■ SHORT TASK
Quote each of the lines below word for word.

■ AVAILABLE RECORDS
--- begin ---

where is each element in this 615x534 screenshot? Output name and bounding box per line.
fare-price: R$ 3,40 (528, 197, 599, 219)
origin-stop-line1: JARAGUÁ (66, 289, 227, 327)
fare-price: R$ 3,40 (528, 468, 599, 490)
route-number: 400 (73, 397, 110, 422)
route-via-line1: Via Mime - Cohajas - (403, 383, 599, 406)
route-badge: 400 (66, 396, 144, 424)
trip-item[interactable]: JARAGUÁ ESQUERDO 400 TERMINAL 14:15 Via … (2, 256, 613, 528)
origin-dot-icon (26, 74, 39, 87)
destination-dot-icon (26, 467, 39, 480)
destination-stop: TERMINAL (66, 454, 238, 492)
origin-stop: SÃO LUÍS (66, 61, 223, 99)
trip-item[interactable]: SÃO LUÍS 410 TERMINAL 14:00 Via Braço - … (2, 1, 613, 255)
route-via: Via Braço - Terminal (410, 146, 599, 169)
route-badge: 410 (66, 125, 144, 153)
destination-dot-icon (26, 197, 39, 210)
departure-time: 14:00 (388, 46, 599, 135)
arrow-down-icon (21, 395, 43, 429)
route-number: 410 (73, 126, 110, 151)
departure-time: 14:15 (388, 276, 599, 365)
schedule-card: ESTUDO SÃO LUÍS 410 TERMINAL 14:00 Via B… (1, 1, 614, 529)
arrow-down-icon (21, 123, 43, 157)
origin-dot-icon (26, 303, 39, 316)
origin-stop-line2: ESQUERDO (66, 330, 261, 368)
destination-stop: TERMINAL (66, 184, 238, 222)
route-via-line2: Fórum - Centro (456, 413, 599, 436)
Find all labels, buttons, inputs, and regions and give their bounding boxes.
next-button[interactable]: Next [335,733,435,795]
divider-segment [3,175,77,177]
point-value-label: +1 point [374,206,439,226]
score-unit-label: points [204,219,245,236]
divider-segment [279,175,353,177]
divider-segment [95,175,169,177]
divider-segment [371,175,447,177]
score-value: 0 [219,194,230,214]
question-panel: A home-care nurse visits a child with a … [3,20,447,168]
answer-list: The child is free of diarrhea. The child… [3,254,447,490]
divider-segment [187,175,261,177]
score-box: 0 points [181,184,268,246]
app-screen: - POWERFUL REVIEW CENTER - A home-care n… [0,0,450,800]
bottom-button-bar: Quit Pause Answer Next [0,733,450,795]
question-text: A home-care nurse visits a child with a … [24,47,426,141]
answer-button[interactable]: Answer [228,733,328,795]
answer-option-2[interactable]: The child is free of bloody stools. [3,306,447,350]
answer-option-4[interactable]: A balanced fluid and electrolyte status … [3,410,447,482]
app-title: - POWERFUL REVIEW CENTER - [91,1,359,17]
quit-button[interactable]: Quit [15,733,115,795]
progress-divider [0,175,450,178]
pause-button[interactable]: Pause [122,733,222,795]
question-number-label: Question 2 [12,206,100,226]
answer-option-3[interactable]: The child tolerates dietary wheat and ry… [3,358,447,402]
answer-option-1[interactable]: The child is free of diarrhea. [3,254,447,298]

--- end ---

■ RESPONSE
where is each element in this 615x534 screenshot? Output name and bounding box per line.
fare-price: R$ 3,40 (528, 197, 599, 219)
origin-stop-line1: JARAGUÁ (66, 289, 227, 327)
fare-price: R$ 3,40 (528, 468, 599, 490)
route-number: 400 (73, 397, 110, 422)
route-via-line1: Via Mime - Cohajas - (403, 383, 599, 406)
route-badge: 400 (66, 396, 144, 424)
trip-item[interactable]: JARAGUÁ ESQUERDO 400 TERMINAL 14:15 Via … (2, 256, 613, 528)
origin-dot-icon (26, 74, 39, 87)
destination-dot-icon (26, 467, 39, 480)
destination-stop: TERMINAL (66, 454, 238, 492)
origin-stop: SÃO LUÍS (66, 61, 223, 99)
trip-item[interactable]: SÃO LUÍS 410 TERMINAL 14:00 Via Braço - … (2, 1, 613, 255)
route-via: Via Braço - Terminal (410, 146, 599, 169)
route-badge: 410 (66, 125, 144, 153)
destination-dot-icon (26, 197, 39, 210)
departure-time: 14:00 (388, 46, 599, 135)
arrow-down-icon (21, 395, 43, 429)
route-number: 410 (73, 126, 110, 151)
departure-time: 14:15 (388, 276, 599, 365)
schedule-card: ESTUDO SÃO LUÍS 410 TERMINAL 14:00 Via B… (1, 1, 614, 529)
arrow-down-icon (21, 123, 43, 157)
origin-dot-icon (26, 303, 39, 316)
origin-stop-line2: ESQUERDO (66, 330, 261, 368)
destination-stop: TERMINAL (66, 184, 238, 222)
route-via-line2: Fórum - Centro (456, 413, 599, 436)
Find all labels, buttons, inputs, and regions and give their bounding boxes.
next-button[interactable]: Next [335,733,435,795]
divider-segment [3,175,77,177]
point-value-label: +1 point [374,206,439,226]
score-unit-label: points [204,219,245,236]
divider-segment [279,175,353,177]
divider-segment [95,175,169,177]
divider-segment [371,175,447,177]
score-value: 0 [219,194,230,214]
question-panel: A home-care nurse visits a child with a … [3,20,447,168]
answer-list: The child is free of diarrhea. The child… [3,254,447,490]
divider-segment [187,175,261,177]
score-box: 0 points [181,184,268,246]
app-screen: - POWERFUL REVIEW CENTER - A home-care n… [0,0,450,800]
bottom-button-bar: Quit Pause Answer Next [0,733,450,795]
question-text: A home-care nurse visits a child with a … [24,47,426,141]
answer-button[interactable]: Answer [228,733,328,795]
answer-option-2[interactable]: The child is free of bloody stools. [3,306,447,350]
answer-option-4[interactable]: A balanced fluid and electrolyte status … [3,410,447,482]
app-title: - POWERFUL REVIEW CENTER - [91,1,359,17]
quit-button[interactable]: Quit [15,733,115,795]
progress-divider [0,175,450,178]
pause-button[interactable]: Pause [122,733,222,795]
question-number-label: Question 2 [12,206,100,226]
answer-option-3[interactable]: The child tolerates dietary wheat and ry… [3,358,447,402]
answer-option-1[interactable]: The child is free of diarrhea. [3,254,447,298]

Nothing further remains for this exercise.